# START OF EXERCISE DATA

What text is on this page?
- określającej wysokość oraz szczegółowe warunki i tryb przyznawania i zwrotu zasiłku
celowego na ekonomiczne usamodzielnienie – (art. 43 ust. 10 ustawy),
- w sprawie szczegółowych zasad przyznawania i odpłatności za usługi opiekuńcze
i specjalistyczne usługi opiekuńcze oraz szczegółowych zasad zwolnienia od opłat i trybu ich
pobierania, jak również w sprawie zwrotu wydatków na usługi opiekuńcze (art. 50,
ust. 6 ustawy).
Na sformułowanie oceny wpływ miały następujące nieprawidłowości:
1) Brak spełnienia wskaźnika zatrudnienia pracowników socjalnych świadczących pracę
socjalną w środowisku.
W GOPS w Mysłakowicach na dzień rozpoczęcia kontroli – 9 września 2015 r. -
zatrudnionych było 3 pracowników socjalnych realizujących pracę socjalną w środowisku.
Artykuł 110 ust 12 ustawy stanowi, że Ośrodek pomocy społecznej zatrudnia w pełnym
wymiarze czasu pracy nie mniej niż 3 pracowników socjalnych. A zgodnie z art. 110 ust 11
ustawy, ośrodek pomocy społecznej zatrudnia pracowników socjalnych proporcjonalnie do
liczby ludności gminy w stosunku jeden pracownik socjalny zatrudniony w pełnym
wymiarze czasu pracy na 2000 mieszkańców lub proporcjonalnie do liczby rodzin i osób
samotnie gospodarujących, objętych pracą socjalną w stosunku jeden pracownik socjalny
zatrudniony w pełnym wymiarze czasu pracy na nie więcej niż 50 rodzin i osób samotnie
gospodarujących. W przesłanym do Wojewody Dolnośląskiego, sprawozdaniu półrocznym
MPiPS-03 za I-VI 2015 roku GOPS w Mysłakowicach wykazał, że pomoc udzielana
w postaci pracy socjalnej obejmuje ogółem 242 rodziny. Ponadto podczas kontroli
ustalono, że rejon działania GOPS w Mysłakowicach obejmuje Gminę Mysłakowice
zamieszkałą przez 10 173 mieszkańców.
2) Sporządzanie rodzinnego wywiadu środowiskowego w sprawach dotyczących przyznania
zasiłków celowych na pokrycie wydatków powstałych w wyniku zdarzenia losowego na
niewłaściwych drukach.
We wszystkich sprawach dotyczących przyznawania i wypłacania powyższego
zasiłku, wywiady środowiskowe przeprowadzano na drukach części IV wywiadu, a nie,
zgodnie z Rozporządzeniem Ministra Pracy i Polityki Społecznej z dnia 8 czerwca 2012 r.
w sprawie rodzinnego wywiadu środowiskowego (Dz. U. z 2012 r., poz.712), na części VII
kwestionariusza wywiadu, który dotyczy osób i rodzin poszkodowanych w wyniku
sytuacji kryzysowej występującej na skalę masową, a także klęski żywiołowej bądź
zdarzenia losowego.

# END OF EXERCISE DATA

List all lines holding the string "czasu".

wymiarze czasu pracy nie mniej niż 3 pracowników socjalnych. A zgodnie z art. 110 ust 11
wymiarze czasu pracy na 2000 mieszkańców lub proporcjonalnie do liczby rodzin i osób
zatrudniony w pełnym wymiarze czasu pracy na nie więcej niż 50 rodzin i osób samotnie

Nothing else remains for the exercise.